§ **Task details**
Pull out every line below holding the word "Eirini".
━━━━━━━━━━
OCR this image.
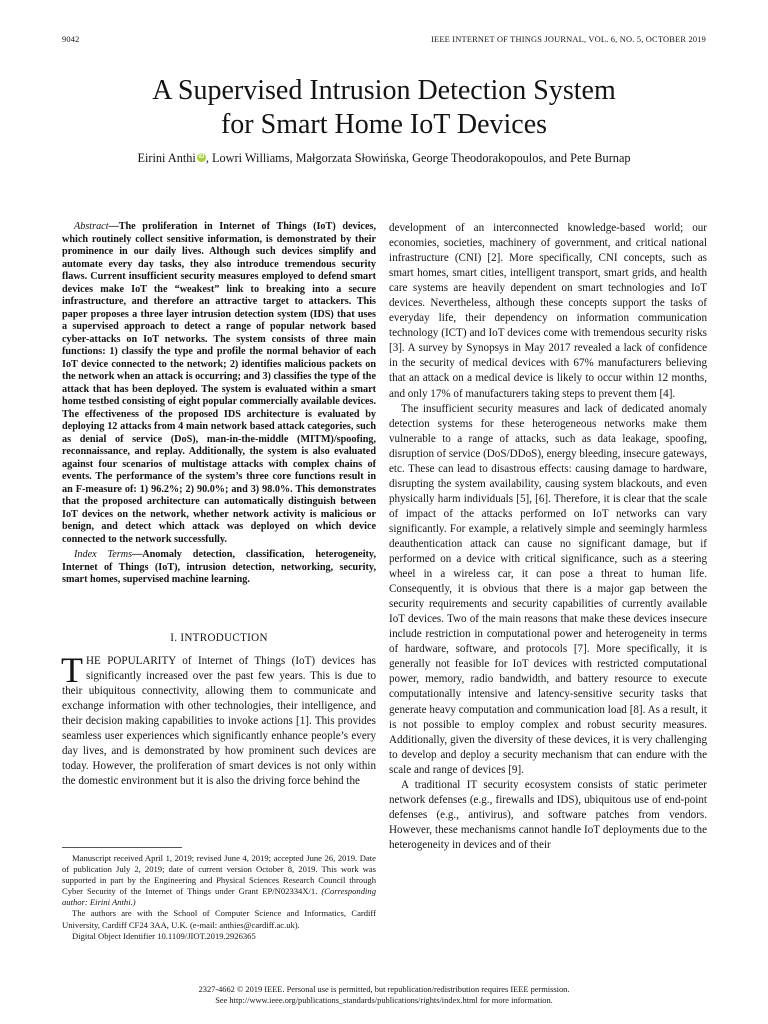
9042	IEEE INTERNET OF THINGS JOURNAL, VOL. 6, NO. 5, OCTOBER 2019
A Supervised Intrusion Detection System
for Smart Home IoT Devices
Eirini Anthi iD , Lowri Williams, Małgorzata Słowińska, George Theodorakopoulos, and Pete Burnap

Abstract—The proliferation in Internet of Things (IoT) devices, which routinely collect sensitive information, is demonstrated by their prominence in our daily lives. Although such devices simplify and automate every day tasks, they also introduce tremendous security flaws. Current insufficient security measures employed to defend smart devices make IoT the “weakest” link to breaking into a secure infrastructure, and therefore an attractive target to attackers. This paper proposes a three layer intrusion detection system (IDS) that uses a supervised approach to detect a range of popular network based cyber-attacks on IoT networks. The system consists of three main functions: 1) classify the type and profile the normal behavior of each IoT device connected to the network; 2) identifies malicious packets on the network when an attack is occurring; and 3) classifies the type of the attack that has been deployed. The system is evaluated within a smart home testbed consisting of eight popular commercially available devices. The effectiveness of the proposed IDS architecture is evaluated by deploying 12 attacks from 4 main network based attack categories, such as denial of service (DoS), man-in-the-middle (MITM)/spoofing, reconnaissance, and replay. Additionally, the system is also evaluated against four scenarios of multistage attacks with complex chains of events. The performance of the system’s three core functions result in an F-measure of: 1) 96.2%; 2) 90.0%; and 3) 98.0%. This demonstrates that the proposed architecture can automatically distinguish between IoT devices on the network, whether network activity is malicious or benign, and detect which attack was deployed on which device connected to the network successfully.

Index Terms—Anomaly detection, classification, heterogeneity, Internet of Things (IoT), intrusion detection, networking, security, smart homes, supervised machine learning.

I. INTRODUCTION

THE POPULARITY of Internet of Things (IoT) devices has significantly increased over the past few years. This is due to their ubiquitous connectivity, allowing them to communicate and exchange information with other technologies, their intelligence, and their decision making capabilities to invoke actions [1]. This provides seamless user experiences which significantly enhance people’s every day lives, and is demonstrated by how prominent such devices are today. However, the proliferation of smart devices is not only within the domestic environment but it is also the driving force behind the

Manuscript received April 1, 2019; revised June 4, 2019; accepted June 26, 2019. Date of publication July 2, 2019; date of current version October 8, 2019. This work was supported in part by the Engineering and Physical Sciences Research Council through Cyber Security of the Internet of Things under Grant EP/N02334X/1. (Corresponding author: Eirini Anthi.)

The authors are with the School of Computer Science and Informatics, Cardiff University, Cardiff CF24 3AA, U.K. (e-mail: anthies@cardiff.ac.uk).

Digital Object Identifier 10.1109/JIOT.2019.2926365

development of an interconnected knowledge-based world; our economies, societies, machinery of government, and critical national infrastructure (CNI) [2]. More specifically, CNI concepts, such as smart homes, smart cities, intelligent transport, smart grids, and health care systems are heavily dependent on smart technologies and IoT devices. Nevertheless, although these concepts support the tasks of everyday life, their dependency on information communication technology (ICT) and IoT devices come with tremendous security risks [3]. A survey by Synopsys in May 2017 revealed a lack of confidence in the security of medical devices with 67% manufacturers believing that an attack on a medical device is likely to occur within 12 months, and only 17% of manufacturers taking steps to prevent them [4].

The insufficient security measures and lack of dedicated anomaly detection systems for these heterogeneous networks make them vulnerable to a range of attacks, such as data leakage, spoofing, disruption of service (DoS/DDoS), energy bleeding, insecure gateways, etc. These can lead to disastrous effects: causing damage to hardware, disrupting the system availability, causing system blackouts, and even physically harm individuals [5], [6]. Therefore, it is clear that the scale of impact of the attacks performed on IoT networks can vary significantly. For example, a relatively simple and seemingly harmless deauthentication attack can cause no significant damage, but if performed on a device with critical significance, such as a steering wheel in a wireless car, it can pose a threat to human life. Consequently, it is obvious that there is a major gap between the security requirements and security capabilities of currently available IoT devices. Two of the main reasons that make these devices insecure include restriction in computational power and heterogeneity in terms of hardware, software, and protocols [7]. More specifically, it is generally not feasible for IoT devices with restricted computational power, memory, radio bandwidth, and battery resource to execute computationally intensive and latency-sensitive security tasks that generate heavy computation and communication load [8]. As a result, it is not possible to employ complex and robust security measures. Additionally, given the diversity of these devices, it is very challenging to develop and deploy a security mechanism that can endure with the scale and range of devices [9].

A traditional IT security ecosystem consists of static perimeter network defenses (e.g., firewalls and IDS), ubiquitous use of end-point defenses (e.g., antivirus), and software patches from vendors. However, these mechanisms cannot handle IoT deployments due to the heterogeneity in devices and of their

2327-4662 © 2019 IEEE. Personal use is permitted, but republication/redistribution requires IEEE permission.
See http://www.ieee.org/publications_standards/publications/rights/index.html for more information.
━━━━━━━━━━
§ **Written answer**
Eirini Anthi iD , Lowri Williams, Małgorzata Słowińska, George Theodorakopoulos, and Pete Burnap
Manuscript received April 1, 2019; revised June 4, 2019; accepted June 26, 2019. Date of publication July 2, 2019; date of current version October 8, 2019. This work was supported in part by the Engineering and Physical Sciences Research Council through Cyber Security of the Internet of Things under Grant EP/N02334X/1. (Corresponding author: Eirini Anthi.)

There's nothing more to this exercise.